** Begin RECORDS FOR PROCESSING **
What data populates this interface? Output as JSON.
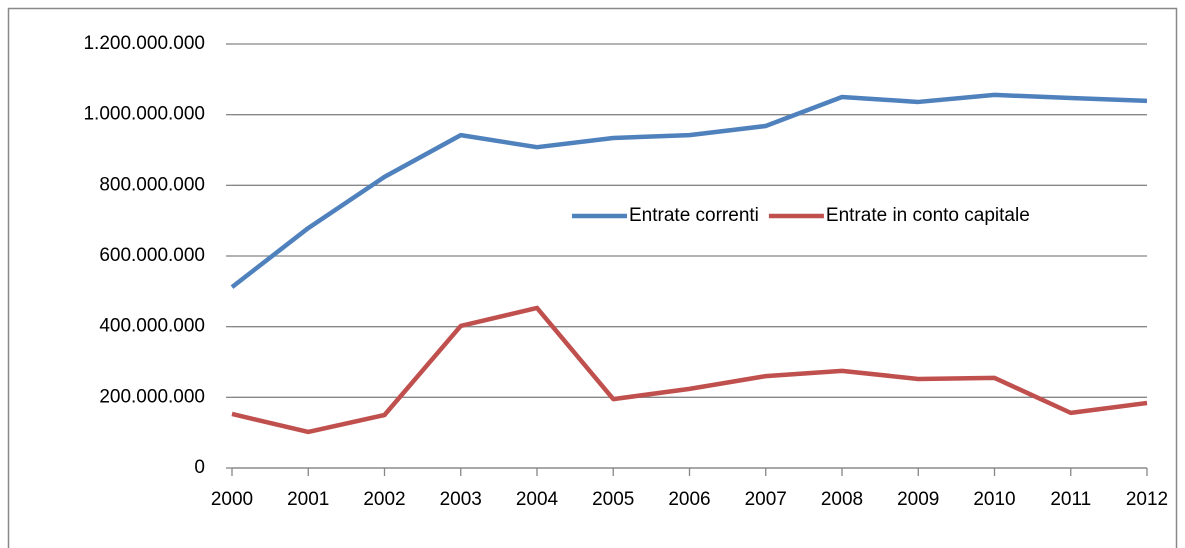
{
  "chart_data": {
    "type": "line",
    "categories": [
      "2000",
      "2001",
      "2002",
      "2003",
      "2004",
      "2005",
      "2006",
      "2007",
      "2008",
      "2009",
      "2010",
      "2011",
      "2012"
    ],
    "series": [
      {
        "name": "Entrate correnti",
        "color": "#4f81bd",
        "values": [
          512000000,
          679000000,
          824000000,
          942000000,
          908000000,
          934000000,
          942000000,
          968000000,
          1050000000,
          1036000000,
          1056000000,
          1047000000,
          1039000000
        ]
      },
      {
        "name": "Entrate in conto capitale",
        "color": "#c0504d",
        "values": [
          153000000,
          102000000,
          150000000,
          402000000,
          453000000,
          195000000,
          224000000,
          260000000,
          275000000,
          252000000,
          255000000,
          156000000,
          184000000
        ]
      }
    ],
    "ylim": [
      0,
      1200000000
    ],
    "yticks": [
      0,
      {
        "value": 200000000,
        "label": "200.000.000"
      },
      {
        "value": 400000000,
        "label": "400.000.000"
      },
      {
        "value": 600000000,
        "label": "600.000.000"
      },
      {
        "value": 800000000,
        "label": "800.000.000"
      },
      {
        "value": 1000000000,
        "label": "1.000.000.000"
      },
      {
        "value": 1200000000,
        "label": "1.200.000.000"
      }
    ],
    "grid": true,
    "legend": "center-right"
  }
}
** End RECORDS FOR PROCESSING **
• [DIRECTIONS]
For the material, find the number of lines holding the word "label" and give that figure and nothing more.

• [COMPLETE ANSWER]
6